*Input data:*
***

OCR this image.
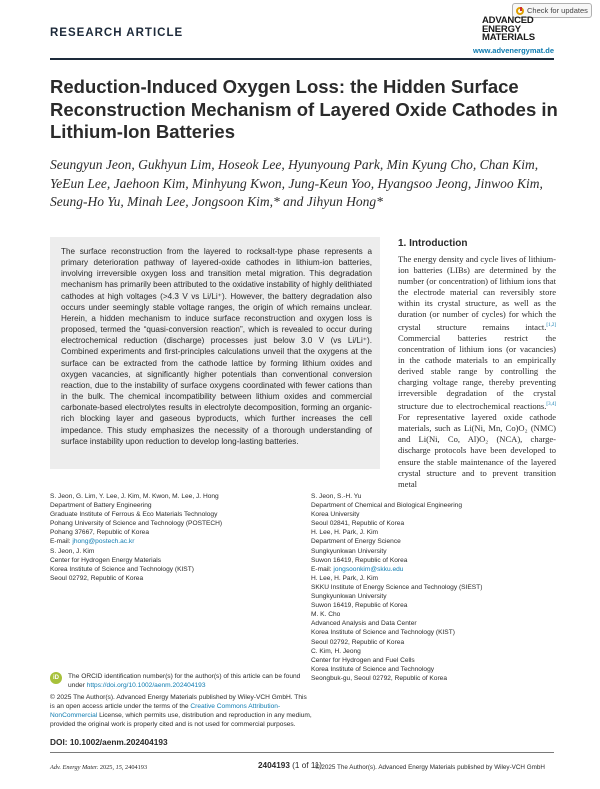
Check for updates
RESEARCH ARTICLE
ADVANCED
ENERGY
MATERIALS
www.advenergymat.de
Reduction-Induced Oxygen Loss: the Hidden Surface Reconstruction Mechanism of Layered Oxide Cathodes in Lithium-Ion Batteries
Seungyun Jeon, Gukhyun Lim, Hoseok Lee, Hyunyoung Park, Min Kyung Cho, Chan Kim, YeEun Lee, Jaehoon Kim, Minhyung Kwon, Jung-Keun Yoo, Hyangsoo Jeong, Jinwoo Kim, Seung-Ho Yu, Minah Lee, Jongsoon Kim,* and Jihyun Hong*
The surface reconstruction from the layered to rocksalt-type phase represents a primary deterioration pathway of layered-oxide cathodes in lithium-ion batteries, involving irreversible oxygen loss and transition metal migration. This degradation mechanism has primarily been attributed to the oxidative instability of highly delithiated cathodes at high voltages (>4.3 V vs Li/Li⁺). However, the battery degradation also occurs under seemingly stable voltage ranges, the origin of which remains unclear. Herein, a hidden mechanism to induce surface reconstruction and oxygen loss is proposed, termed the “quasi-conversion reaction”, which is revealed to occur during electrochemical reduction (discharge) processes just below 3.0 V (vs Li/Li⁺). Combined experiments and first-principles calculations unveil that the oxygens at the surface can be extracted from the cathode lattice by forming lithium oxides and oxygen vacancies, at significantly higher potentials than conventional conversion reaction, due to the instability of surface oxygens coordinated with fewer cations than in the bulk. The chemical incompatibility between lithium oxides and commercial carbonate-based electrolytes results in electrolyte decomposition, forming an organic-rich blocking layer and gaseous byproducts, which further increases the cell impedance. This study emphasizes the necessity of a thorough understanding of surface instability upon reduction to develop long-lasting batteries.
1. Introduction
The energy density and cycle lives of lithium-ion batteries (LIBs) are determined by the number (or concentration) of lithium ions that the electrode material can reversibly store within its crystal structure, as well as the duration (or number of cycles) for which the crystal structure remains intact.[1,2] Commercial batteries restrict the concentration of lithium ions (or vacancies) in the cathode materials to an empirically derived stable range by controlling the charging voltage range, thereby preventing irreversible degradation of the crystal structure due to electrochemical reactions.[3,4] For representative layered oxide cathode materials, such as Li(Ni, Mn, Co)O₂ (NMC) and Li(Ni, Co, Al)O₂ (NCA), charge-discharge protocols have been developed to ensure the stable maintenance of the layered crystal structure and to prevent transition metal
S. Jeon, G. Lim, Y. Lee, J. Kim, M. Kwon, M. Lee, J. Hong
Department of Battery Engineering
Graduate Institute of Ferrous & Eco Materials Technology
Pohang University of Science and Technology (POSTECH)
Pohang 37667, Republic of Korea
E-mail: jhong@postech.ac.kr
S. Jeon, J. Kim
Center for Hydrogen Energy Materials
Korea Institute of Science and Technology (KIST)
Seoul 02792, Republic of Korea
S. Jeon, S.-H. Yu
Department of Chemical and Biological Engineering
Korea University
Seoul 02841, Republic of Korea
H. Lee, H. Park, J. Kim
Department of Energy Science
Sungkyunkwan University
Suwon 16419, Republic of Korea
E-mail: jongsoonkim@skku.edu
H. Lee, H. Park, J. Kim
SKKU Institute of Energy Science and Technology (SIEST)
Sungkyunkwan University
Suwon 16419, Republic of Korea
M. K. Cho
Advanced Analysis and Data Center
Korea Institute of Science and Technology (KIST)
Seoul 02792, Republic of Korea
C. Kim, H. Jeong
Center for Hydrogen and Fuel Cells
Korea Institute of Science and Technology
Seongbuk-gu, Seoul 02792, Republic of Korea
iD	The ORCID identification number(s) for the author(s) of this article can be found under https://doi.org/10.1002/aenm.202404193
© 2025 The Author(s). Advanced Energy Materials published by Wiley-VCH GmbH. This is an open access article under the terms of the Creative Commons Attribution-NonCommercial License, which permits use, distribution and reproduction in any medium, provided the original work is properly cited and is not used for commercial purposes.
DOI: 10.1002/aenm.202404193
Adv. Energy Mater. 2025, 15, 2404193	2404193 (1 of 11)
© 2025 The Author(s). Advanced Energy Materials published by Wiley-VCH GmbH
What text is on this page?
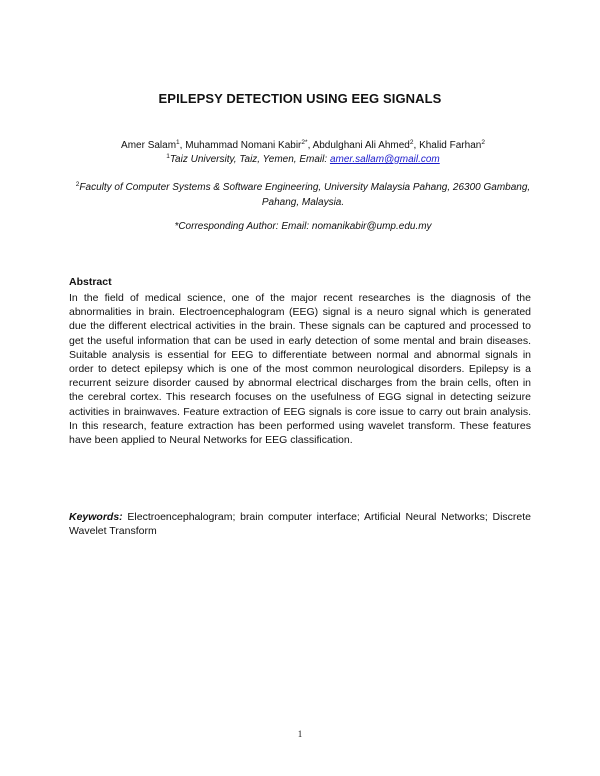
EPILEPSY DETECTION USING EEG SIGNALS
Amer Salam$^1$, Muhammad Nomani Kabir$^{2*}$, Abdulghani Ali Ahmed$^2$, Khalid Farhan$^2$
$^1$Taiz University, Taiz, Yemen, Email: amer.sallam@gmail.com
$^2$Faculty of Computer Systems & Software Engineering, University Malaysia Pahang, 26300 Gambang, Pahang, Malaysia.
*Corresponding Author: Email: nomanikabir@ump.edu.my
Abstract
In the field of medical science, one of the major recent researches is the diagnosis of the abnormalities in brain. Electroencephalogram (EEG) signal is a neuro signal which is generated due the different electrical activities in the brain. These signals can be captured and processed to get the useful information that can be used in early detection of some mental and brain diseases. Suitable analysis is essential for EEG to differentiate between normal and abnormal signals in order to detect epilepsy which is one of the most common neurological disorders. Epilepsy is a recurrent seizure disorder caused by abnormal electrical discharges from the brain cells, often in the cerebral cortex. This research focuses on the usefulness of EGG signal in detecting seizure activities in brainwaves. Feature extraction of EEG signals is core issue to carry out brain analysis. In this research, feature extraction has been performed using wavelet transform. These features have been applied to Neural Networks for EEG classification.
Keywords: Electroencephalogram; brain computer interface; Artificial Neural Networks; Discrete Wavelet Transform
1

***

*Exercise:* Scan the listing above and work out how many of its lines contain the word "Pohang". Report only that number.

*Result:* 2